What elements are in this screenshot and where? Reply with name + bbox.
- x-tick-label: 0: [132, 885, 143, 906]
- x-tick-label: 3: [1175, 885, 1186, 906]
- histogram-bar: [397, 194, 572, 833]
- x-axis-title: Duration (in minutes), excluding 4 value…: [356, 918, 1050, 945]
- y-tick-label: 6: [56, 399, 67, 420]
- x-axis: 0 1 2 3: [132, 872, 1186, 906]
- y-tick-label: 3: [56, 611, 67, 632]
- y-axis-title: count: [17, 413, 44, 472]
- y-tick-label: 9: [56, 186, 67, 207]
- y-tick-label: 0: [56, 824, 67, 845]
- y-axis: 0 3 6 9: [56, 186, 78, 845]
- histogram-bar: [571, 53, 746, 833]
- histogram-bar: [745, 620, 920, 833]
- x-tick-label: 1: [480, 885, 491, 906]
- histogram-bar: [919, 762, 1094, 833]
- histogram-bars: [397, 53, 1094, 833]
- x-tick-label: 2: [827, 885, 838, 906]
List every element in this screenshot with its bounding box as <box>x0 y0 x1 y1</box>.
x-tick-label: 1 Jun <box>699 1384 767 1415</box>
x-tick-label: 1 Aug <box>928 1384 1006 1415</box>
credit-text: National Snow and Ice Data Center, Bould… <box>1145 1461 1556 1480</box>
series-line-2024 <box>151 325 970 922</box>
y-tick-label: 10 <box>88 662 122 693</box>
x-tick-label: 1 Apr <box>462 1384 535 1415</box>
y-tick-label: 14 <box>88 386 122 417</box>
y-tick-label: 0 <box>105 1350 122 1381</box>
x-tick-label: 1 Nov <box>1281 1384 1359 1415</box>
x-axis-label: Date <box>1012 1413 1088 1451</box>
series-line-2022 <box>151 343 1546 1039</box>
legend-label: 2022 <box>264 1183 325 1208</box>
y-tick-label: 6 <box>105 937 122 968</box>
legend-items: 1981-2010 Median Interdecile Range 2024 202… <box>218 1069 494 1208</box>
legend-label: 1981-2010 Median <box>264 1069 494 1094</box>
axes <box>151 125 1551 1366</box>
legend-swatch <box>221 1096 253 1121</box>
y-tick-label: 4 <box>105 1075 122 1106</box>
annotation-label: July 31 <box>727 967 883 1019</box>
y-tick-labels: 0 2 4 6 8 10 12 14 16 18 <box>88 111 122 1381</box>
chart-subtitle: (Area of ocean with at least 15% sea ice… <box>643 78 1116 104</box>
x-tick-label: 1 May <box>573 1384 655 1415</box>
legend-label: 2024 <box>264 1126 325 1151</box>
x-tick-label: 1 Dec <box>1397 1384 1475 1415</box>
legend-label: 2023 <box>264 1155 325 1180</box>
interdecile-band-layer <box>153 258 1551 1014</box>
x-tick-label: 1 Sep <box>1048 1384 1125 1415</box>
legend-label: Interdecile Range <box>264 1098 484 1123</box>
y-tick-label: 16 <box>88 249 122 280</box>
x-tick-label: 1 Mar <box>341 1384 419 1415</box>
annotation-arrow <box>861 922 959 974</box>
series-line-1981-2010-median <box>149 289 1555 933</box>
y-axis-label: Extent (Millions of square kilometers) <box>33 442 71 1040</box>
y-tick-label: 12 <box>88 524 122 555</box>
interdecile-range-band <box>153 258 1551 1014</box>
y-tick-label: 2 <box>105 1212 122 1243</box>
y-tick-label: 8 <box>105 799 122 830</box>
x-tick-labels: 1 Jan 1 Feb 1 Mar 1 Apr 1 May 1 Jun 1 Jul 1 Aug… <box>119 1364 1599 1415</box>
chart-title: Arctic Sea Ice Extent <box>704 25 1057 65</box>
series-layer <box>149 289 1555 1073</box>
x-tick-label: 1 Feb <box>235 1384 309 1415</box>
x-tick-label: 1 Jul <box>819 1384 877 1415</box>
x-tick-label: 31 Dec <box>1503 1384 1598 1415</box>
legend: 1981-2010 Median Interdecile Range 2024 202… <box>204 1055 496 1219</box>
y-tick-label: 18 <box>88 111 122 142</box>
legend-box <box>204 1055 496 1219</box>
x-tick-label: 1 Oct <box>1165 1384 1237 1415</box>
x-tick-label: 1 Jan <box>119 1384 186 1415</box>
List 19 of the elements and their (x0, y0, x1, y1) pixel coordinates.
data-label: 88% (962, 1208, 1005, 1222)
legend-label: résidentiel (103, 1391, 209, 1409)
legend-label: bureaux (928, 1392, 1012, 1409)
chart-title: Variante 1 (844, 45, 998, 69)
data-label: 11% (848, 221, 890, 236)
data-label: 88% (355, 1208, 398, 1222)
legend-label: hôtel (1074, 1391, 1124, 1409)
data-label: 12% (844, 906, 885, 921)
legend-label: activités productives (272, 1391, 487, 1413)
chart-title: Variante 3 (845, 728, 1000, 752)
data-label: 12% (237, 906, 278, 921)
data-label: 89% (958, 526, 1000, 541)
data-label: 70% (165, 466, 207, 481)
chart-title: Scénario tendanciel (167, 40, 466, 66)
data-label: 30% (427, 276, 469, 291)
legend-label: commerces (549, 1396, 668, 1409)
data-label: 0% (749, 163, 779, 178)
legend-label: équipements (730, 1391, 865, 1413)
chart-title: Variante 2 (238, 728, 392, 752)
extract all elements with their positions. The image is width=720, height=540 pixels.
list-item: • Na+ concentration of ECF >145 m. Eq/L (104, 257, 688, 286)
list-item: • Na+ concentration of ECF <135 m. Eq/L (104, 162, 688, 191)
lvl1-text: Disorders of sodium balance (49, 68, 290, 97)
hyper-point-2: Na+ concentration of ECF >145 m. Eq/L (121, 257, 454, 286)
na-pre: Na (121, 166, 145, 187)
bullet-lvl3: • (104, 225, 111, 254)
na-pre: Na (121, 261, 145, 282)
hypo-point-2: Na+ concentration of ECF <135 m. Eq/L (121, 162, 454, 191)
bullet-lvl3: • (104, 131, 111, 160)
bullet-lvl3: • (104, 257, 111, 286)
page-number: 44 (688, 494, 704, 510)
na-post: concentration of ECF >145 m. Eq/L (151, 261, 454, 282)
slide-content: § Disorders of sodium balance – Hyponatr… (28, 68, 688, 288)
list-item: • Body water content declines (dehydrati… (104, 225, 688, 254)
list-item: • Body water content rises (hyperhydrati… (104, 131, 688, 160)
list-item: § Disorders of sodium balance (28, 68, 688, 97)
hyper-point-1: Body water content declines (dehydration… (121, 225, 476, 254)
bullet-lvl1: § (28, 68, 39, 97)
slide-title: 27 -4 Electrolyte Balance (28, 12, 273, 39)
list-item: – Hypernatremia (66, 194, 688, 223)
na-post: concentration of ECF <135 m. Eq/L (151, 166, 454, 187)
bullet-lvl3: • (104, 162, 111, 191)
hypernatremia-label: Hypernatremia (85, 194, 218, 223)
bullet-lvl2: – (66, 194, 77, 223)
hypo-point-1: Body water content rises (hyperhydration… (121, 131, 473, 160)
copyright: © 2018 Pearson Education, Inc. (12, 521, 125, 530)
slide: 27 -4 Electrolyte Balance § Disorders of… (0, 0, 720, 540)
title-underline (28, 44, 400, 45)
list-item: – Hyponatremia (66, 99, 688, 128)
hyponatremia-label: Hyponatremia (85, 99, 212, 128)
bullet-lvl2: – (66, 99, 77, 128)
· · ·
--- Exercise brief ---
Rewrite the whole listing above, changing every "legend-label" to "legend-text" and keeping everything else the same.

--- The reply ---
What elements are in this screenshot and where? Reply with name + bbox.
- x-tick-label: 0: [132, 885, 143, 906]
- x-tick-label: 3: [1175, 885, 1186, 906]
- histogram-bar: [397, 194, 572, 833]
- x-axis-title: Duration (in minutes), excluding 4 value…: [356, 918, 1050, 945]
- y-tick-label: 6: [56, 399, 67, 420]
- x-axis: 0 1 2 3: [132, 872, 1186, 906]
- y-tick-label: 3: [56, 611, 67, 632]
- y-axis-title: count: [17, 413, 44, 472]
- y-tick-label: 9: [56, 186, 67, 207]
- y-tick-label: 0: [56, 824, 67, 845]
- y-axis: 0 3 6 9: [56, 186, 78, 845]
- histogram-bar: [571, 53, 746, 833]
- histogram-bar: [745, 620, 920, 833]
- x-tick-label: 1: [480, 885, 491, 906]
- histogram-bar: [919, 762, 1094, 833]
- histogram-bars: [397, 53, 1094, 833]
- x-tick-label: 2: [827, 885, 838, 906]
List every element in this screenshot with its bounding box as <box>x0 y0 x1 y1</box>.
x-tick-label: 1 Jun <box>699 1384 767 1415</box>
x-tick-label: 1 Aug <box>928 1384 1006 1415</box>
credit-text: National Snow and Ice Data Center, Bould… <box>1145 1461 1556 1480</box>
series-line-2024 <box>151 325 970 922</box>
y-tick-label: 10 <box>88 662 122 693</box>
x-tick-label: 1 Apr <box>462 1384 535 1415</box>
y-tick-label: 14 <box>88 386 122 417</box>
y-tick-label: 0 <box>105 1350 122 1381</box>
x-tick-label: 1 Nov <box>1281 1384 1359 1415</box>
x-axis-label: Date <box>1012 1413 1088 1451</box>
series-line-2022 <box>151 343 1546 1039</box>
legend-text: 2022 <box>264 1183 325 1208</box>
y-tick-label: 6 <box>105 937 122 968</box>
legend-items: 1981-2010 Median Interdecile Range 2024 202… <box>218 1069 494 1208</box>
legend-text: 1981-2010 Median <box>264 1069 494 1094</box>
axes <box>151 125 1551 1366</box>
legend-swatch <box>221 1096 253 1121</box>
y-tick-label: 4 <box>105 1075 122 1106</box>
annotation-label: July 31 <box>727 967 883 1019</box>
y-tick-labels: 0 2 4 6 8 10 12 14 16 18 <box>88 111 122 1381</box>
chart-subtitle: (Area of ocean with at least 15% sea ice… <box>643 78 1116 104</box>
x-tick-label: 1 May <box>573 1384 655 1415</box>
legend-text: 2024 <box>264 1126 325 1151</box>
x-tick-label: 1 Dec <box>1397 1384 1475 1415</box>
legend-text: 2023 <box>264 1155 325 1180</box>
interdecile-band-layer <box>153 258 1551 1014</box>
x-tick-label: 1 Sep <box>1048 1384 1125 1415</box>
legend-text: Interdecile Range <box>264 1098 484 1123</box>
y-tick-label: 16 <box>88 249 122 280</box>
x-tick-label: 1 Mar <box>341 1384 419 1415</box>
annotation-arrow <box>861 922 959 974</box>
series-line-1981-2010-median <box>149 289 1555 933</box>
y-axis-label: Extent (Millions of square kilometers) <box>33 442 71 1040</box>
y-tick-label: 12 <box>88 524 122 555</box>
interdecile-range-band <box>153 258 1551 1014</box>
y-tick-label: 2 <box>105 1212 122 1243</box>
y-tick-label: 8 <box>105 799 122 830</box>
x-tick-labels: 1 Jan 1 Feb 1 Mar 1 Apr 1 May 1 Jun 1 Jul 1 Aug… <box>119 1364 1599 1415</box>
chart-title: Arctic Sea Ice Extent <box>704 25 1057 65</box>
series-layer <box>149 289 1555 1073</box>
x-tick-label: 1 Feb <box>235 1384 309 1415</box>
x-tick-label: 1 Jul <box>819 1384 877 1415</box>
x-tick-label: 31 Dec <box>1503 1384 1598 1415</box>
legend: 1981-2010 Median Interdecile Range 2024 202… <box>204 1055 496 1219</box>
y-tick-label: 18 <box>88 111 122 142</box>
legend-box <box>204 1055 496 1219</box>
x-tick-label: 1 Oct <box>1165 1384 1237 1415</box>
x-tick-label: 1 Jan <box>119 1384 186 1415</box>
List 19 of the elements and their (x0, y0, x1, y1) pixel coordinates.
data-label: 88% (962, 1208, 1005, 1222)
legend-text: résidentiel (103, 1391, 209, 1409)
legend-text: bureaux (928, 1392, 1012, 1409)
chart-title: Variante 1 (844, 45, 998, 69)
data-label: 11% (848, 221, 890, 236)
data-label: 88% (355, 1208, 398, 1222)
legend-text: hôtel (1074, 1391, 1124, 1409)
data-label: 12% (844, 906, 885, 921)
legend-text: activités productives (272, 1391, 487, 1413)
chart-title: Variante 3 (845, 728, 1000, 752)
data-label: 12% (237, 906, 278, 921)
data-label: 89% (958, 526, 1000, 541)
data-label: 70% (165, 466, 207, 481)
chart-title: Scénario tendanciel (167, 40, 466, 66)
data-label: 30% (427, 276, 469, 291)
legend-text: commerces (549, 1396, 668, 1409)
data-label: 0% (749, 163, 779, 178)
legend-text: équipements (730, 1391, 865, 1413)
chart-title: Variante 2 (238, 728, 392, 752)
extract all elements with their positions. The image is width=720, height=540 pixels.
list-item: • Na+ concentration of ECF >145 m. Eq/L (104, 257, 688, 286)
list-item: • Na+ concentration of ECF <135 m. Eq/L (104, 162, 688, 191)
lvl1-text: Disorders of sodium balance (49, 68, 290, 97)
hyper-point-2: Na+ concentration of ECF >145 m. Eq/L (121, 257, 454, 286)
na-pre: Na (121, 166, 145, 187)
bullet-lvl3: • (104, 225, 111, 254)
na-pre: Na (121, 261, 145, 282)
hypo-point-2: Na+ concentration of ECF <135 m. Eq/L (121, 162, 454, 191)
bullet-lvl3: • (104, 131, 111, 160)
bullet-lvl3: • (104, 257, 111, 286)
page-number: 44 (688, 494, 704, 510)
na-post: concentration of ECF >145 m. Eq/L (151, 261, 454, 282)
slide-content: § Disorders of sodium balance – Hyponatr… (28, 68, 688, 288)
list-item: • Body water content declines (dehydrati… (104, 225, 688, 254)
list-item: • Body water content rises (hyperhydrati… (104, 131, 688, 160)
list-item: § Disorders of sodium balance (28, 68, 688, 97)
hyper-point-1: Body water content declines (dehydration… (121, 225, 476, 254)
bullet-lvl1: § (28, 68, 39, 97)
slide-title: 27 -4 Electrolyte Balance (28, 12, 273, 39)
list-item: – Hypernatremia (66, 194, 688, 223)
na-post: concentration of ECF <135 m. Eq/L (151, 166, 454, 187)
bullet-lvl3: • (104, 162, 111, 191)
hypernatremia-label: Hypernatremia (85, 194, 218, 223)
bullet-lvl2: – (66, 194, 77, 223)
hypo-point-1: Body water content rises (hyperhydration… (121, 131, 473, 160)
copyright: © 2018 Pearson Education, Inc. (12, 521, 125, 530)
slide: 27 -4 Electrolyte Balance § Disorders of… (0, 0, 720, 540)
title-underline (28, 44, 400, 45)
list-item: – Hyponatremia (66, 99, 688, 128)
hyponatremia-label: Hyponatremia (85, 99, 212, 128)
bullet-lvl2: – (66, 99, 77, 128)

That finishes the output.